→ The task
Below is a block of data; give all of it again word for word.

[Collected data]

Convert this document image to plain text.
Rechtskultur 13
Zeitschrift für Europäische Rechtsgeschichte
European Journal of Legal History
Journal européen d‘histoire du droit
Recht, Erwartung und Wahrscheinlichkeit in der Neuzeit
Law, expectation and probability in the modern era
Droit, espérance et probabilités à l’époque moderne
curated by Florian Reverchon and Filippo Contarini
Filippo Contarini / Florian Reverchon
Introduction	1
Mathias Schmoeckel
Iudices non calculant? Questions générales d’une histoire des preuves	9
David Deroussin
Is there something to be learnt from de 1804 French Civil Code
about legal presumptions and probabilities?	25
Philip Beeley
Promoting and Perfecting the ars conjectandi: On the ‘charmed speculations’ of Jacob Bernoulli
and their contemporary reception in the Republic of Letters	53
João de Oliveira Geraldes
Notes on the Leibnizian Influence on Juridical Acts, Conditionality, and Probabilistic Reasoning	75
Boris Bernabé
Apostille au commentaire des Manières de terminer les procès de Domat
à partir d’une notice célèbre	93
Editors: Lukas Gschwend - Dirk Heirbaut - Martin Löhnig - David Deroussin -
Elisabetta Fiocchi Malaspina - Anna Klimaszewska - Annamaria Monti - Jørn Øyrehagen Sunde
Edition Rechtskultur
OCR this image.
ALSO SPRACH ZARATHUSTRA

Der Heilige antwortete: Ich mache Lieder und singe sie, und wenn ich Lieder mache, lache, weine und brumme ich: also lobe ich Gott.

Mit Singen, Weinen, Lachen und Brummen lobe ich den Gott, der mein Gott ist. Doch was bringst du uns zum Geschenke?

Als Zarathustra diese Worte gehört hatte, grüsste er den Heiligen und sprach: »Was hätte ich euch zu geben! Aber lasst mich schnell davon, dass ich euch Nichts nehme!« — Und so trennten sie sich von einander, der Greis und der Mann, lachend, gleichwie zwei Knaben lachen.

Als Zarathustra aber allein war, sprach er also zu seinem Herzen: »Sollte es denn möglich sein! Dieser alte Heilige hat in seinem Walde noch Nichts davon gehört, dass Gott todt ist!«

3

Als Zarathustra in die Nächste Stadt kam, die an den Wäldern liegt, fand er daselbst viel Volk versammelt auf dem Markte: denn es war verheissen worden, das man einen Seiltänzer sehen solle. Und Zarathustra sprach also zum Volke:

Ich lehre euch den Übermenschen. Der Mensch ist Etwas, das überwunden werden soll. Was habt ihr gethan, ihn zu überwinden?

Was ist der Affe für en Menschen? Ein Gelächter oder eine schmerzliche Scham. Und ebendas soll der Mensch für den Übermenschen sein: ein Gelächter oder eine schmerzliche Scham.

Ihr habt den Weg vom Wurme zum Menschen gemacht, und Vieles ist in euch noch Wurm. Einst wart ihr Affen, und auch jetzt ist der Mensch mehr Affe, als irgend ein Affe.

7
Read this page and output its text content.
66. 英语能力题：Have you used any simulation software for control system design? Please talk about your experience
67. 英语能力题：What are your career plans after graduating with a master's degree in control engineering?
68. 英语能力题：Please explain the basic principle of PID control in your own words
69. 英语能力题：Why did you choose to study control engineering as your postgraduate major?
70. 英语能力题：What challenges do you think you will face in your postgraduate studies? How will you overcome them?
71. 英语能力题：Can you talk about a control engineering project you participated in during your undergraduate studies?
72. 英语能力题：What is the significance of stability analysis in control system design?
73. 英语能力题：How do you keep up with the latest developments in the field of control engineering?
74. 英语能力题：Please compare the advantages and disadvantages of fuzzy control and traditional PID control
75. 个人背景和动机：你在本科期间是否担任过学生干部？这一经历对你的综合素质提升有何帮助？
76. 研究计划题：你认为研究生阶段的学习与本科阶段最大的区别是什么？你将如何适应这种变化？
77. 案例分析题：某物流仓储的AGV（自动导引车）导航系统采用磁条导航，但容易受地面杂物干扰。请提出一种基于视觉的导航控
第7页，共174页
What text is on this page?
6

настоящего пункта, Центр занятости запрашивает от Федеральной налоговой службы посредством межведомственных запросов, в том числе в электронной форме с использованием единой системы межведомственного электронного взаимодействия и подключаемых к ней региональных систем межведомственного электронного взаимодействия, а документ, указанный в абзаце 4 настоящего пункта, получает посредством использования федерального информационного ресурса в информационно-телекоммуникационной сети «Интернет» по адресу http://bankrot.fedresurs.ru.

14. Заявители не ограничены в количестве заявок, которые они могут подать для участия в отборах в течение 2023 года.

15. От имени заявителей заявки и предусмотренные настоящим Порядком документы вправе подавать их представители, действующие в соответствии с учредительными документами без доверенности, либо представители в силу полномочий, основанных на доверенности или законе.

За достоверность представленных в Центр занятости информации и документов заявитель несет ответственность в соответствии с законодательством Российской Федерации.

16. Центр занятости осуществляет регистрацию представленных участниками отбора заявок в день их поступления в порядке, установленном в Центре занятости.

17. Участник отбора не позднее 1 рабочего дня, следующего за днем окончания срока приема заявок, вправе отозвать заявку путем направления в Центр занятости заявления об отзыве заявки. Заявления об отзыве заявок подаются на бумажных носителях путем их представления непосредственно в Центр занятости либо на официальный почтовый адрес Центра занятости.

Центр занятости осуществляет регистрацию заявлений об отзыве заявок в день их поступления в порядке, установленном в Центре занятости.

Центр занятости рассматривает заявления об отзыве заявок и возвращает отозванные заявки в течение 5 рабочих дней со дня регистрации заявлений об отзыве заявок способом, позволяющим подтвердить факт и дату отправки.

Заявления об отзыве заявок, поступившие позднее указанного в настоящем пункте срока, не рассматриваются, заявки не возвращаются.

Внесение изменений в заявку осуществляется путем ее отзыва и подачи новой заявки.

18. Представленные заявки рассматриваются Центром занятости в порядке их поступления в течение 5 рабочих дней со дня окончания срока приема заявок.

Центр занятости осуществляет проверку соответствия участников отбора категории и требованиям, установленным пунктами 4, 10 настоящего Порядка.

→ Completed task
Convert this document image to plain text.
Rechtskultur 13
Zeitschrift für Europäische Rechtsgeschichte
European Journal of Legal History
Journal européen d‘histoire du droit
Recht, Erwartung und Wahrscheinlichkeit in der Neuzeit
Law, expectation and probability in the modern era
Droit, espérance et probabilités à l’époque moderne
curated by Florian Reverchon and Filippo Contarini
Filippo Contarini / Florian Reverchon
Introduction	1
Mathias Schmoeckel
Iudices non calculant? Questions générales d’une histoire des preuves	9
David Deroussin
Is there something to be learnt from de 1804 French Civil Code
about legal presumptions and probabilities?	25
Philip Beeley
Promoting and Perfecting the ars conjectandi: On the ‘charmed speculations’ of Jacob Bernoulli
and their contemporary reception in the Republic of Letters	53
João de Oliveira Geraldes
Notes on the Leibnizian Influence on Juridical Acts, Conditionality, and Probabilistic Reasoning	75
Boris Bernabé
Apostille au commentaire des Manières de terminer les procès de Domat
à partir d’une notice célèbre	93
Editors: Lukas Gschwend - Dirk Heirbaut - Martin Löhnig - David Deroussin -
Elisabetta Fiocchi Malaspina - Anna Klimaszewska - Annamaria Monti - Jørn Øyrehagen Sunde
Edition Rechtskultur
OCR this image.
ALSO SPRACH ZARATHUSTRA

Der Heilige antwortete: Ich mache Lieder und singe sie, und wenn ich Lieder mache, lache, weine und brumme ich: also lobe ich Gott.

Mit Singen, Weinen, Lachen und Brummen lobe ich den Gott, der mein Gott ist. Doch was bringst du uns zum Geschenke?

Als Zarathustra diese Worte gehört hatte, grüsste er den Heiligen und sprach: »Was hätte ich euch zu geben! Aber lasst mich schnell davon, dass ich euch Nichts nehme!« — Und so trennten sie sich von einander, der Greis und der Mann, lachend, gleichwie zwei Knaben lachen.

Als Zarathustra aber allein war, sprach er also zu seinem Herzen: »Sollte es denn möglich sein! Dieser alte Heilige hat in seinem Walde noch Nichts davon gehört, dass Gott todt ist!«

3

Als Zarathustra in die Nächste Stadt kam, die an den Wäldern liegt, fand er daselbst viel Volk versammelt auf dem Markte: denn es war verheissen worden, das man einen Seiltänzer sehen solle. Und Zarathustra sprach also zum Volke:

Ich lehre euch den Übermenschen. Der Mensch ist Etwas, das überwunden werden soll. Was habt ihr gethan, ihn zu überwinden?

Was ist der Affe für en Menschen? Ein Gelächter oder eine schmerzliche Scham. Und ebendas soll der Mensch für den Übermenschen sein: ein Gelächter oder eine schmerzliche Scham.

Ihr habt den Weg vom Wurme zum Menschen gemacht, und Vieles ist in euch noch Wurm. Einst wart ihr Affen, und auch jetzt ist der Mensch mehr Affe, als irgend ein Affe.

7
Read this page and output its text content.
66. 英语能力题：Have you used any simulation software for control system design? Please talk about your experience
67. 英语能力题：What are your career plans after graduating with a master's degree in control engineering?
68. 英语能力题：Please explain the basic principle of PID control in your own words
69. 英语能力题：Why did you choose to study control engineering as your postgraduate major?
70. 英语能力题：What challenges do you think you will face in your postgraduate studies? How will you overcome them?
71. 英语能力题：Can you talk about a control engineering project you participated in during your undergraduate studies?
72. 英语能力题：What is the significance of stability analysis in control system design?
73. 英语能力题：How do you keep up with the latest developments in the field of control engineering?
74. 英语能力题：Please compare the advantages and disadvantages of fuzzy control and traditional PID control
75. 个人背景和动机：你在本科期间是否担任过学生干部？这一经历对你的综合素质提升有何帮助？
76. 研究计划题：你认为研究生阶段的学习与本科阶段最大的区别是什么？你将如何适应这种变化？
77. 案例分析题：某物流仓储的AGV（自动导引车）导航系统采用磁条导航，但容易受地面杂物干扰。请提出一种基于视觉的导航控
第7页，共174页
What text is on this page?
6

настоящего пункта, Центр занятости запрашивает от Федеральной налоговой службы посредством межведомственных запросов, в том числе в электронной форме с использованием единой системы межведомственного электронного взаимодействия и подключаемых к ней региональных систем межведомственного электронного взаимодействия, а документ, указанный в абзаце 4 настоящего пункта, получает посредством использования федерального информационного ресурса в информационно-телекоммуникационной сети «Интернет» по адресу http://bankrot.fedresurs.ru.

14. Заявители не ограничены в количестве заявок, которые они могут подать для участия в отборах в течение 2023 года.

15. От имени заявителей заявки и предусмотренные настоящим Порядком документы вправе подавать их представители, действующие в соответствии с учредительными документами без доверенности, либо представители в силу полномочий, основанных на доверенности или законе.

За достоверность представленных в Центр занятости информации и документов заявитель несет ответственность в соответствии с законодательством Российской Федерации.

16. Центр занятости осуществляет регистрацию представленных участниками отбора заявок в день их поступления в порядке, установленном в Центре занятости.

17. Участник отбора не позднее 1 рабочего дня, следующего за днем окончания срока приема заявок, вправе отозвать заявку путем направления в Центр занятости заявления об отзыве заявки. Заявления об отзыве заявок подаются на бумажных носителях путем их представления непосредственно в Центр занятости либо на официальный почтовый адрес Центра занятости.

Центр занятости осуществляет регистрацию заявлений об отзыве заявок в день их поступления в порядке, установленном в Центре занятости.

Центр занятости рассматривает заявления об отзыве заявок и возвращает отозванные заявки в течение 5 рабочих дней со дня регистрации заявлений об отзыве заявок способом, позволяющим подтвердить факт и дату отправки.

Заявления об отзыве заявок, поступившие позднее указанного в настоящем пункте срока, не рассматриваются, заявки не возвращаются.

Внесение изменений в заявку осуществляется путем ее отзыва и подачи новой заявки.

18. Представленные заявки рассматриваются Центром занятости в порядке их поступления в течение 5 рабочих дней со дня окончания срока приема заявок.

Центр занятости осуществляет проверку соответствия участников отбора категории и требованиям, установленным пунктами 4, 10 настоящего Порядка.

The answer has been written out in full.